◆ **What you are asked to do**
Scan the records and identify every line in which the string "DataOutPort" occurs, then return those lines.

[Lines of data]
● ● ● ●

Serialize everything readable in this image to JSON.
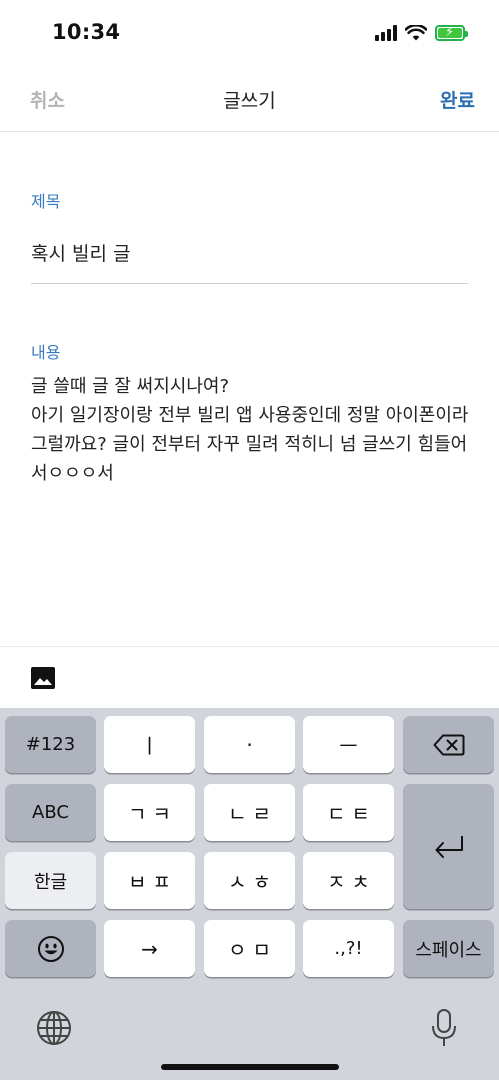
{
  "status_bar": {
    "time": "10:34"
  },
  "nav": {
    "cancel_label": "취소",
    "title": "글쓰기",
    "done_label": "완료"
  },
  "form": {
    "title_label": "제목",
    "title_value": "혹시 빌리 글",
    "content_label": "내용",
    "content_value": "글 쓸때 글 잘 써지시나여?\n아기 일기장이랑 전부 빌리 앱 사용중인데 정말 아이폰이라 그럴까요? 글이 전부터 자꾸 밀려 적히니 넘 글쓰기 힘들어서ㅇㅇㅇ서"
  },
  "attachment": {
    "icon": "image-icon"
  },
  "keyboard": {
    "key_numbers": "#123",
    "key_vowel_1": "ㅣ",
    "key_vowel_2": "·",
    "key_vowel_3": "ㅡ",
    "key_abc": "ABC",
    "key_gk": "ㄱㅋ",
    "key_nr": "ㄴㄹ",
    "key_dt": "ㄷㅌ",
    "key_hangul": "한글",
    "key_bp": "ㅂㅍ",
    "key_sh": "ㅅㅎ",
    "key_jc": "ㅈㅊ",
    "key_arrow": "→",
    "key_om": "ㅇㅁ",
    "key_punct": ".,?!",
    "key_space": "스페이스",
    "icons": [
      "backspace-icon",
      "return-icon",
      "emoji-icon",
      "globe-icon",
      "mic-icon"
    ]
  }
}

● ● ● ●

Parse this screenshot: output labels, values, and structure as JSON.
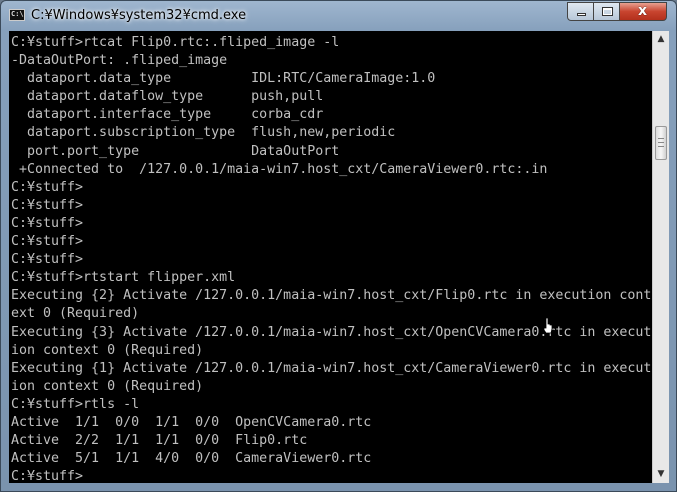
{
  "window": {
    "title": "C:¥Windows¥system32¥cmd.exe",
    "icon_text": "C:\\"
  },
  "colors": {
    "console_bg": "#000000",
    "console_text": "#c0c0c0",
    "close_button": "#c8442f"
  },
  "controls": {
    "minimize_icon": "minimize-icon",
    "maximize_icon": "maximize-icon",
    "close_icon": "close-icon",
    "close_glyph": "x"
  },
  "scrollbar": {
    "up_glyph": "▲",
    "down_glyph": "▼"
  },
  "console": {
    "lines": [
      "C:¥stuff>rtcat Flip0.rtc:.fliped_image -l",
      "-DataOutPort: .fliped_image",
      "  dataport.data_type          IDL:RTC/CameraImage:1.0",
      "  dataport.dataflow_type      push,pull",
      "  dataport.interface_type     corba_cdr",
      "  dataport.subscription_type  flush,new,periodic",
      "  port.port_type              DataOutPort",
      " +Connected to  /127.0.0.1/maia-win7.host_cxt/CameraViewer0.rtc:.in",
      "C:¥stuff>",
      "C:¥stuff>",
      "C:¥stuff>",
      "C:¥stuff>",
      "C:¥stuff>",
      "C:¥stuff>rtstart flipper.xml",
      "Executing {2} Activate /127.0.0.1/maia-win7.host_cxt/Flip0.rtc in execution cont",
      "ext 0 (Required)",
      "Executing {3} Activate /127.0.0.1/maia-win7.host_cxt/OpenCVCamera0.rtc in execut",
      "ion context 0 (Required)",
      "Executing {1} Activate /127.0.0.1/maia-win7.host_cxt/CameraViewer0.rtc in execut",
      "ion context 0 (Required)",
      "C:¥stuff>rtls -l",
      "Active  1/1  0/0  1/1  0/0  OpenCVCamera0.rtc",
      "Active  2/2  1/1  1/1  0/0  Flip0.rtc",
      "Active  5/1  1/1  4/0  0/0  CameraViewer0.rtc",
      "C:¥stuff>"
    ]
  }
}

● ● ● ●

◆ **Task answer**
      "-DataOutPort: .fliped_image",
      "  port.port_type              DataOutPort",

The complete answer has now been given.